*What you will do*:
Repeat every record below exactly, leaving out the pictures.

*Input rows*:

--*--

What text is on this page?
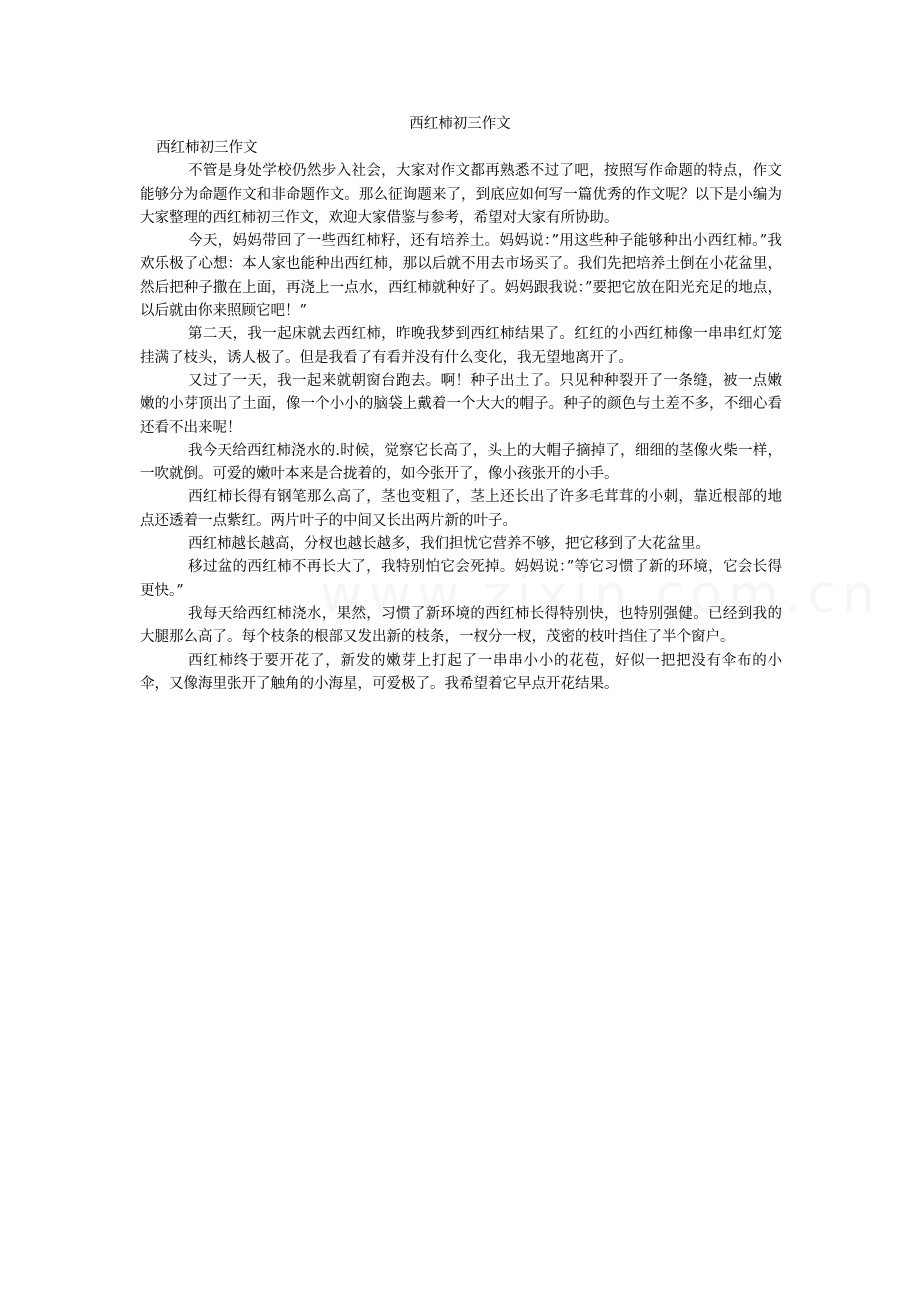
西红柿初三作文

西红柿初三作文

不管是身处学校仍然步入社会，大家对作文都再熟悉不过了吧，按照写作命题的特点，作文能够分为命题作文和非命题作文。那么征询题来了，到底应如何写一篇优秀的作文呢？以下是小编为大家整理的西红柿初三作文，欢迎大家借鉴与参考，希望对大家有所协助。

今天，妈妈带回了一些西红柿籽，还有培养土。妈妈说：”用这些种子能够种出小西红柿。”我欢乐极了心想：本人家也能种出西红柿，那以后就不用去市场买了。我们先把培养土倒在小花盆里，然后把种子撒在上面，再浇上一点水，西红柿就种好了。妈妈跟我说：”要把它放在阳光充足的地点，以后就由你来照顾它吧！”

第二天，我一起床就去西红柿，昨晚我梦到西红柿结果了。红红的小西红柿像一串串红灯笼挂满了枝头，诱人极了。但是我看了有看并没有什么变化，我无望地离开了。

又过了一天，我一起来就朝窗台跑去。啊！种子出土了。只见种种裂开了一条缝，被一点嫩嫩的小芽顶出了土面，像一个小小的脑袋上戴着一个大大的帽子。种子的颜色与土差不多，不细心看还看不出来呢！

我今天给西红柿浇水的.时候，觉察它长高了，头上的大帽子摘掉了，细细的茎像火柴一样，一吹就倒。可爱的嫩叶本来是合拢着的，如今张开了，像小孩张开的小手。

西红柿长得有钢笔那么高了，茎也变粗了，茎上还长出了许多毛茸茸的小刺，靠近根部的地点还透着一点紫红。两片叶子的中间又长出两片新的叶子。

西红柿越长越高，分杈也越长越多，我们担忧它营养不够，把它移到了大花盆里。

移过盆的西红柿不再长大了，我特别怕它会死掉。妈妈说：”等它习惯了新的环境，它会长得更快。”

我每天给西红柿浇水，果然，习惯了新环境的西红柿长得特别快，也特别强健。已经到我的大腿那么高了。每个枝条的根部又发出新的枝条，一杈分一杈，茂密的枝叶挡住了半个窗户。

西红柿终于要开花了，新发的嫩芽上打起了一串串小小的花苞，好似一把把没有伞布的小伞，又像海里张开了触角的小海星，可爱极了。我希望着它早点开花结果。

--*--

*Solution*:
What text is on this page?
西红柿初三作文

西红柿初三作文

不管是身处学校仍然步入社会，大家对作文都再熟悉不过了吧，按照写作命题的特点，作文能够分为命题作文和非命题作文。那么征询题来了，到底应如何写一篇优秀的作文呢？以下是小编为大家整理的西红柿初三作文，欢迎大家借鉴与参考，希望对大家有所协助。

今天，妈妈带回了一些西红柿籽，还有培养土。妈妈说：”用这些种子能够种出小西红柿。”我欢乐极了心想：本人家也能种出西红柿，那以后就不用去市场买了。我们先把培养土倒在小花盆里，然后把种子撒在上面，再浇上一点水，西红柿就种好了。妈妈跟我说：”要把它放在阳光充足的地点，以后就由你来照顾它吧！”

第二天，我一起床就去西红柿，昨晚我梦到西红柿结果了。红红的小西红柿像一串串红灯笼挂满了枝头，诱人极了。但是我看了有看并没有什么变化，我无望地离开了。

又过了一天，我一起来就朝窗台跑去。啊！种子出土了。只见种种裂开了一条缝，被一点嫩嫩的小芽顶出了土面，像一个小小的脑袋上戴着一个大大的帽子。种子的颜色与土差不多，不细心看还看不出来呢！

我今天给西红柿浇水的.时候，觉察它长高了，头上的大帽子摘掉了，细细的茎像火柴一样，一吹就倒。可爱的嫩叶本来是合拢着的，如今张开了，像小孩张开的小手。

西红柿长得有钢笔那么高了，茎也变粗了，茎上还长出了许多毛茸茸的小刺，靠近根部的地点还透着一点紫红。两片叶子的中间又长出两片新的叶子。

西红柿越长越高，分杈也越长越多，我们担忧它营养不够，把它移到了大花盆里。

移过盆的西红柿不再长大了，我特别怕它会死掉。妈妈说：”等它习惯了新的环境，它会长得更快。”

我每天给西红柿浇水，果然，习惯了新环境的西红柿长得特别快，也特别强健。已经到我的大腿那么高了。每个枝条的根部又发出新的枝条，一杈分一杈，茂密的枝叶挡住了半个窗户。

西红柿终于要开花了，新发的嫩芽上打起了一串串小小的花苞，好似一把把没有伞布的小伞，又像海里张开了触角的小海星，可爱极了。我希望着它早点开花结果。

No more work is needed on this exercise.